Records from a data source:
^^^^^^^^^^^^^^^^

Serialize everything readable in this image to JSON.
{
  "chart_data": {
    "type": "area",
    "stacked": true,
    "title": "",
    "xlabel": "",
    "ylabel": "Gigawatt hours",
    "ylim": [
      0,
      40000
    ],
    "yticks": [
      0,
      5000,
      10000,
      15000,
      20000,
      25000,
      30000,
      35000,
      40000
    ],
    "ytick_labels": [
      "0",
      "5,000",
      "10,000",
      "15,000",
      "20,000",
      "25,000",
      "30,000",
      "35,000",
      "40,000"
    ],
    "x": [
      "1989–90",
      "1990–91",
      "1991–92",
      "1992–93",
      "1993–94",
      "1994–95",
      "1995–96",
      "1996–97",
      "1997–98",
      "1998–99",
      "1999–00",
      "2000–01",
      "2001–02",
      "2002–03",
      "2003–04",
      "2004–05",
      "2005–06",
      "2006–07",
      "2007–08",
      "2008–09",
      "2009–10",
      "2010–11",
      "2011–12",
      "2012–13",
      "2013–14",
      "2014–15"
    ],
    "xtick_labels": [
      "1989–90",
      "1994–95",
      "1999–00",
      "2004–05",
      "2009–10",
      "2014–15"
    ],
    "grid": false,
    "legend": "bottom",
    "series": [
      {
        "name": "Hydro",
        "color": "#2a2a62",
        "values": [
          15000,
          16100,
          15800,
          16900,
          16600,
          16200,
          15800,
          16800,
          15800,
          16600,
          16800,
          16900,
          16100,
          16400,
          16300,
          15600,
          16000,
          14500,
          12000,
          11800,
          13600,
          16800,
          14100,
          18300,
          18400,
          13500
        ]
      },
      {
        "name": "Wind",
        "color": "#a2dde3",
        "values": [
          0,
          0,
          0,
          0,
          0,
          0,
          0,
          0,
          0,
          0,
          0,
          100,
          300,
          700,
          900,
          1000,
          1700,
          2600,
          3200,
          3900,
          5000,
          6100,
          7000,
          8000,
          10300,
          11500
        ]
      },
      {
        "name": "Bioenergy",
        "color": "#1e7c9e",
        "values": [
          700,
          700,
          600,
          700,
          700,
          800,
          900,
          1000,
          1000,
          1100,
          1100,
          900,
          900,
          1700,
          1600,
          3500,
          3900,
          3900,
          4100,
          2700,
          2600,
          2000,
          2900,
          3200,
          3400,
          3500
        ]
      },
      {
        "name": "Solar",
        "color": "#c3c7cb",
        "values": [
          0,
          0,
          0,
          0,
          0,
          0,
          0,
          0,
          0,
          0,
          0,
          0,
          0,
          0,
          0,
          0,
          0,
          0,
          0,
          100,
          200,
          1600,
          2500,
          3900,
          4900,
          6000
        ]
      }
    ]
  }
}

^^^^^^^^^^^^^^^^

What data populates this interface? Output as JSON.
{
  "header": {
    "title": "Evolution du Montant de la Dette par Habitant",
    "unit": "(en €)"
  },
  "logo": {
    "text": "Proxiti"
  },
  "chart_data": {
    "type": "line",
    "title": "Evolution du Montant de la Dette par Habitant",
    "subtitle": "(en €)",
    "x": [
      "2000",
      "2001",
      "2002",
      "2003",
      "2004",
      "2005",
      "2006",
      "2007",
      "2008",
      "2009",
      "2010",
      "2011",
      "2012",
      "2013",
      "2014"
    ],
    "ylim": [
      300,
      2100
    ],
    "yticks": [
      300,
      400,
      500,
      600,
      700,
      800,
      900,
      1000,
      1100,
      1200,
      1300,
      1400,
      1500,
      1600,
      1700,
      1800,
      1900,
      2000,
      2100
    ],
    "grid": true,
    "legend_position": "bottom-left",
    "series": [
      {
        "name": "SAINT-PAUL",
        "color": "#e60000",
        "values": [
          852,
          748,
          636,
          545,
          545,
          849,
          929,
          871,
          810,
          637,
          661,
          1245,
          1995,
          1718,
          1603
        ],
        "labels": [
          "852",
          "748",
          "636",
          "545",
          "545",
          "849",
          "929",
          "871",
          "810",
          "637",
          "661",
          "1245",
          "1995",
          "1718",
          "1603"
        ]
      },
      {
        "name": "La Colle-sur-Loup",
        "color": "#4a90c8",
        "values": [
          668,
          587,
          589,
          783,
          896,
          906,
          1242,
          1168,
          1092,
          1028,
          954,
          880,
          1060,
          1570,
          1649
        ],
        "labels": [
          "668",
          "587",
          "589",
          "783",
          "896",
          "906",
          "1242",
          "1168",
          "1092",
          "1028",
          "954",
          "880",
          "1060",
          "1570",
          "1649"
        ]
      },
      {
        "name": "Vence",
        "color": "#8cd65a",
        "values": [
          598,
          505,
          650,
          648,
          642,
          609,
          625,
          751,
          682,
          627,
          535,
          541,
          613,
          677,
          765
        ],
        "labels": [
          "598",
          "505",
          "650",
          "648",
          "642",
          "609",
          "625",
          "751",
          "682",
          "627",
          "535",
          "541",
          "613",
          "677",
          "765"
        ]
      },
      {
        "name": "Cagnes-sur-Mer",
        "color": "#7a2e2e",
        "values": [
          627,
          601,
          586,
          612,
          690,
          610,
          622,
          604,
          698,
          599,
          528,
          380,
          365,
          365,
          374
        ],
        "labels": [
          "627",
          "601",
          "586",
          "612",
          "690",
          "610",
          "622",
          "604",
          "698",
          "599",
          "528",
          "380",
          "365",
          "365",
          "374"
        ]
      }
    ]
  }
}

^^^^^^^^^^^^^^^^

**Brief**: Copy every line from the entries that contains the word "JSON".

**Written answer**:
Serialize everything readable in this image to JSON.
What data populates this interface? Output as JSON.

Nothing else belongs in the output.